━━ EXTRAIT DU DOCUMENT

« La honte ! » : le Festival de Cannes accusé par des acteurs de dérouler « le tapis rouge aux hommes et femmes qui agressent »

Publié le 17 mai 2023 à 6:39
Franck Castel/ABACAPRESS.COM
Pour ouvrir le Festival de Cannes 2023, les organisateurs ont misé sur une projection hors-compétition de Jeanne du Barry de Maïwenn avec Johnny Depp. Un évènement qui a provoqué la colère de nombreux acteurs qui n’ont pas caché "leur honte" dans une lettre ouverte. Explications.

La Croisette est en effervescence depuis ce mardi. Mais avant même le coup d’envoi de ce Festival de Cannes 2023, la grand-messe du cinéma française a été décriée par de nombreux acteurs. La faute, notamment, à Jeanne du Barry, le film choisi en ouverture qui a été réalisé par Maïwenn et dans lequel elle donne la réplique à Johnny Depp. Un casting problématique pour une partie du cinéma français.

━━━━
━━ DONNÉES

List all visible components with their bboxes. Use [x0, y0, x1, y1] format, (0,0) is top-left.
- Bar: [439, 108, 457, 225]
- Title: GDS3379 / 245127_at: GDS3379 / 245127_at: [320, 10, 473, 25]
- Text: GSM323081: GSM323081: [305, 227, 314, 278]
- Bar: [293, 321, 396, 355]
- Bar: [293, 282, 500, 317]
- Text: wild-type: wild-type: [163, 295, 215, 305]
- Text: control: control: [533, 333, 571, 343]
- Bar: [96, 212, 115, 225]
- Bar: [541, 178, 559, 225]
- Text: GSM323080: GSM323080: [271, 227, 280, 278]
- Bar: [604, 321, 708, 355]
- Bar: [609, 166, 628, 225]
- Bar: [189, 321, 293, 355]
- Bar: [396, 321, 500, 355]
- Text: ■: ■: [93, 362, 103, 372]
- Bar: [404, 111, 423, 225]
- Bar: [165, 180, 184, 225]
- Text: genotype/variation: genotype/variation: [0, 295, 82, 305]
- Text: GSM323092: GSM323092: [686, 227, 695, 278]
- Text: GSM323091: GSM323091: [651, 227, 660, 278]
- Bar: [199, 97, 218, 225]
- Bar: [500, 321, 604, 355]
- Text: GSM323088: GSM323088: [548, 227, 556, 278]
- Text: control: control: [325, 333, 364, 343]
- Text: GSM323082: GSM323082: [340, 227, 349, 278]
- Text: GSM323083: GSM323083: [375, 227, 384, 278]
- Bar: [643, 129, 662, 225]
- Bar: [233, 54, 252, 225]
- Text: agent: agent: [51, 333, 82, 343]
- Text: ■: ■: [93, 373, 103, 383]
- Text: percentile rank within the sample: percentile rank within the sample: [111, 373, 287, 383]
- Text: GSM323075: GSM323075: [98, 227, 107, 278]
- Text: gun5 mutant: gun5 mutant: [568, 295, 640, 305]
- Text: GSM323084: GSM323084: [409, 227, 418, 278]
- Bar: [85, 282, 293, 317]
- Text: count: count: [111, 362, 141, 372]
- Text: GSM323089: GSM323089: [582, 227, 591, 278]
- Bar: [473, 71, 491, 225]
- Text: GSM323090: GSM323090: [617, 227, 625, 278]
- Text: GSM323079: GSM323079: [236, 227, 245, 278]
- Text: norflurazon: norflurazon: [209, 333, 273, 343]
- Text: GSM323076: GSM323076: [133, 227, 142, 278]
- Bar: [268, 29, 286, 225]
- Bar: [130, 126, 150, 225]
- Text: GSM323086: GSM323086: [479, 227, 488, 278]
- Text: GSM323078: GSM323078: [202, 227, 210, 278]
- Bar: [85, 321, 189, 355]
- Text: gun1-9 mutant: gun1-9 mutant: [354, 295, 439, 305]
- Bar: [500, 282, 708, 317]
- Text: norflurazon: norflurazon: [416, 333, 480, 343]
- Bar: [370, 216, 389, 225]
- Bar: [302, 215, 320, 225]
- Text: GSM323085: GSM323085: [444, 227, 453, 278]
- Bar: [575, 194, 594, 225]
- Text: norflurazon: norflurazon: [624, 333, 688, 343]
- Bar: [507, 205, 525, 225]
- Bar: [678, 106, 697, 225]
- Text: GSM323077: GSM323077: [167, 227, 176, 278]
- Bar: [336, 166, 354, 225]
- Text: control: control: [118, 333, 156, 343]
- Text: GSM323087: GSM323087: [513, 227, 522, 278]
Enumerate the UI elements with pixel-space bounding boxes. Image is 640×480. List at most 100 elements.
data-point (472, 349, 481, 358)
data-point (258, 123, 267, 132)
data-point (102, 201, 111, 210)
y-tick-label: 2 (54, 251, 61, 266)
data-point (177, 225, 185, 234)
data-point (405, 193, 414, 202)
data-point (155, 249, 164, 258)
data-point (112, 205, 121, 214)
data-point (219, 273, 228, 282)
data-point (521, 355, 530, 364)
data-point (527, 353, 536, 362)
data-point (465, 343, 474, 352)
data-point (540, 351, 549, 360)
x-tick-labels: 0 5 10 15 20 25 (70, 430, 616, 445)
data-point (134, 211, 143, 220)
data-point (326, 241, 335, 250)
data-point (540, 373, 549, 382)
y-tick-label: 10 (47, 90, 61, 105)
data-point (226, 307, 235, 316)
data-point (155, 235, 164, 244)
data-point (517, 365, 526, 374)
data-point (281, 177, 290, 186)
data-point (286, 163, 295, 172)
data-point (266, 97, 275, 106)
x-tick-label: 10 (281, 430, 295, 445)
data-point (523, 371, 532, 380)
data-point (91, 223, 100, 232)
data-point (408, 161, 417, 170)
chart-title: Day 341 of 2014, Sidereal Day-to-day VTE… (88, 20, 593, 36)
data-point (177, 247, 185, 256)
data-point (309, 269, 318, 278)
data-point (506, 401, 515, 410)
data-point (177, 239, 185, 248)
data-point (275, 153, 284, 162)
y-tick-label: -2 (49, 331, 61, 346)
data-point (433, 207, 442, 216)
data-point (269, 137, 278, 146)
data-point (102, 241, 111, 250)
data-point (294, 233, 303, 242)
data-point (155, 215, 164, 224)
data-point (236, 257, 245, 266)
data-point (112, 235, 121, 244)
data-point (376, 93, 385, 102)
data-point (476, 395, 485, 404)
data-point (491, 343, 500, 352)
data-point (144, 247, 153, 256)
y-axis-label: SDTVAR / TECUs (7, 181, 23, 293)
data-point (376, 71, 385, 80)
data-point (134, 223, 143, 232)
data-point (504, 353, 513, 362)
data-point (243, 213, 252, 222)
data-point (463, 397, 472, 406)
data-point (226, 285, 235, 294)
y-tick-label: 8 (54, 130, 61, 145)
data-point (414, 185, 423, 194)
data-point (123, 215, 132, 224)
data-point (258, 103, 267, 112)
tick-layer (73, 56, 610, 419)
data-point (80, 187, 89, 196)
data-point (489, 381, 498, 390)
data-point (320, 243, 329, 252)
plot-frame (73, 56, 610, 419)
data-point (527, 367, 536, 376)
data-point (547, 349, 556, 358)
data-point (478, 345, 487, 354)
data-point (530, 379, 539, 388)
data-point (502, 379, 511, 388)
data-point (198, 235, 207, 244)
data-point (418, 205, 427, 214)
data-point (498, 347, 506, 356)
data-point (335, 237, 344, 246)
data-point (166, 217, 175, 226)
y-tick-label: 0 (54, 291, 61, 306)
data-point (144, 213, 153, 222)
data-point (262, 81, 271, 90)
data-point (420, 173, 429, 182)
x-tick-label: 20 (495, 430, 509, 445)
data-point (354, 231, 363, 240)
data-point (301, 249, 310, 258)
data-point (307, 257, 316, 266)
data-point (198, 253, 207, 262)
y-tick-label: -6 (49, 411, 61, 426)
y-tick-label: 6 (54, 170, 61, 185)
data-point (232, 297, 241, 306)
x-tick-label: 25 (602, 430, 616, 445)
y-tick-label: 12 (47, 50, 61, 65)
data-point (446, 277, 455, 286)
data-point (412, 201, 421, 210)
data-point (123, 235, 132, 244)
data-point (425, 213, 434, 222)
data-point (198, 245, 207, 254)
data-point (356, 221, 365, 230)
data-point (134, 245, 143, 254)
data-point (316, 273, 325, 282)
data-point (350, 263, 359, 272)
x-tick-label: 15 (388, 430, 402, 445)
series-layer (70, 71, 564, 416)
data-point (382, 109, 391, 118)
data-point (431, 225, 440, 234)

━━━━

- VOTRE TÂCHE -
Recopiez le passage de l'article sur le Festival de Cannes qui commence par « La Croisette est » et se poursuit jusqu'à « du cinéma français. ». Le matériel ci-dessus n'a aucun lien avec l'article.

- TÂCHE ACCOMPLIE -
La Croisette est en effervescence depuis ce mardi. Mais avant même le coup d’envoi de ce Festival de Cannes 2023, la grand-messe du cinéma française a été décriée par de nombreux acteurs. La faute, notamment, à Jeanne du Barry, le film choisi en ouverture qui a été réalisé par Maïwenn et dans lequel elle donne la réplique à Johnny Depp. Un casting problématique pour une partie du cinéma français.